======== Entries

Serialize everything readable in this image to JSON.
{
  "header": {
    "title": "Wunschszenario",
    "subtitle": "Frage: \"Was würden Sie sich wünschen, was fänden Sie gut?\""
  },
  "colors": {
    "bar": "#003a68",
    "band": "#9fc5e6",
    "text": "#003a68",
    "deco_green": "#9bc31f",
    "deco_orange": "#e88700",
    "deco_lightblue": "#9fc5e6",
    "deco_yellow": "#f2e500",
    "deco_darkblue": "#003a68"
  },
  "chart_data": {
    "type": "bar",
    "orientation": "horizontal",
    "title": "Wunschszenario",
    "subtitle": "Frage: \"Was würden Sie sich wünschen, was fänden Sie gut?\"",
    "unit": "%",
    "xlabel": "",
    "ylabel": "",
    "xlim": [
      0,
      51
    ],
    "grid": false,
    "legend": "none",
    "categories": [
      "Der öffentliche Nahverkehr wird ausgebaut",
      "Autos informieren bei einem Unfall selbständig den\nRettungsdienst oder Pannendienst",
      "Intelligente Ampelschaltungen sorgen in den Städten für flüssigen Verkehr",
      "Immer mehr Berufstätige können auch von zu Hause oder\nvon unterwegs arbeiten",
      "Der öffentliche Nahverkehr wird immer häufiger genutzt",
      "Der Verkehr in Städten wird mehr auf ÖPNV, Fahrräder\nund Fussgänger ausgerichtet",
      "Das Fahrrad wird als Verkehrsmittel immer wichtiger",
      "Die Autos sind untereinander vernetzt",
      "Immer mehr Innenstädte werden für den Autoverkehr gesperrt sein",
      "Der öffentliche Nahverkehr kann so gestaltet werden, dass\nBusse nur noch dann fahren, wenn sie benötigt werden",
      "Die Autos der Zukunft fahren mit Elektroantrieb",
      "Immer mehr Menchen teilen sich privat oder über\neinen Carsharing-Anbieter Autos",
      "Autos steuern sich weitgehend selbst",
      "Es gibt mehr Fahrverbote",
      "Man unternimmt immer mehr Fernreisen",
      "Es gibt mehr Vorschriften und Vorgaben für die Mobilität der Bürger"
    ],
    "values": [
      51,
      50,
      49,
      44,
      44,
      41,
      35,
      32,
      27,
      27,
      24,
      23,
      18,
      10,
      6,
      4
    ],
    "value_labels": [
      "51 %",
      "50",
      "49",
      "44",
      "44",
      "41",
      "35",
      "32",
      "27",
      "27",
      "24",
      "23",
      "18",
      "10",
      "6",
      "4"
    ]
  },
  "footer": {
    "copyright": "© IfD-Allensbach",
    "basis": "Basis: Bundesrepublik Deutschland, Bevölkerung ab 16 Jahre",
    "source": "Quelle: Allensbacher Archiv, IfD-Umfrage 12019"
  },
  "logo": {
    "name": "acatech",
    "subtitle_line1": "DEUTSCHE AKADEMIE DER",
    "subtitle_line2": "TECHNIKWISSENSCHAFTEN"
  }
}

================

**What you should do**
Your task is to retype all the records above with nothing left out.

**Finished exercise**
Serialize everything readable in this image to JSON.
{
  "header": {
    "title": "Wunschszenario",
    "subtitle": "Frage: \"Was würden Sie sich wünschen, was fänden Sie gut?\""
  },
  "colors": {
    "bar": "#003a68",
    "band": "#9fc5e6",
    "text": "#003a68",
    "deco_green": "#9bc31f",
    "deco_orange": "#e88700",
    "deco_lightblue": "#9fc5e6",
    "deco_yellow": "#f2e500",
    "deco_darkblue": "#003a68"
  },
  "chart_data": {
    "type": "bar",
    "orientation": "horizontal",
    "title": "Wunschszenario",
    "subtitle": "Frage: \"Was würden Sie sich wünschen, was fänden Sie gut?\"",
    "unit": "%",
    "xlabel": "",
    "ylabel": "",
    "xlim": [
      0,
      51
    ],
    "grid": false,
    "legend": "none",
    "categories": [
      "Der öffentliche Nahverkehr wird ausgebaut",
      "Autos informieren bei einem Unfall selbständig den\nRettungsdienst oder Pannendienst",
      "Intelligente Ampelschaltungen sorgen in den Städten für flüssigen Verkehr",
      "Immer mehr Berufstätige können auch von zu Hause oder\nvon unterwegs arbeiten",
      "Der öffentliche Nahverkehr wird immer häufiger genutzt",
      "Der Verkehr in Städten wird mehr auf ÖPNV, Fahrräder\nund Fussgänger ausgerichtet",
      "Das Fahrrad wird als Verkehrsmittel immer wichtiger",
      "Die Autos sind untereinander vernetzt",
      "Immer mehr Innenstädte werden für den Autoverkehr gesperrt sein",
      "Der öffentliche Nahverkehr kann so gestaltet werden, dass\nBusse nur noch dann fahren, wenn sie benötigt werden",
      "Die Autos der Zukunft fahren mit Elektroantrieb",
      "Immer mehr Menchen teilen sich privat oder über\neinen Carsharing-Anbieter Autos",
      "Autos steuern sich weitgehend selbst",
      "Es gibt mehr Fahrverbote",
      "Man unternimmt immer mehr Fernreisen",
      "Es gibt mehr Vorschriften und Vorgaben für die Mobilität der Bürger"
    ],
    "values": [
      51,
      50,
      49,
      44,
      44,
      41,
      35,
      32,
      27,
      27,
      24,
      23,
      18,
      10,
      6,
      4
    ],
    "value_labels": [
      "51 %",
      "50",
      "49",
      "44",
      "44",
      "41",
      "35",
      "32",
      "27",
      "27",
      "24",
      "23",
      "18",
      "10",
      "6",
      "4"
    ]
  },
  "footer": {
    "copyright": "© IfD-Allensbach",
    "basis": "Basis: Bundesrepublik Deutschland, Bevölkerung ab 16 Jahre",
    "source": "Quelle: Allensbacher Archiv, IfD-Umfrage 12019"
  },
  "logo": {
    "name": "acatech",
    "subtitle_line1": "DEUTSCHE AKADEMIE DER",
    "subtitle_line2": "TECHNIKWISSENSCHAFTEN"
  }
}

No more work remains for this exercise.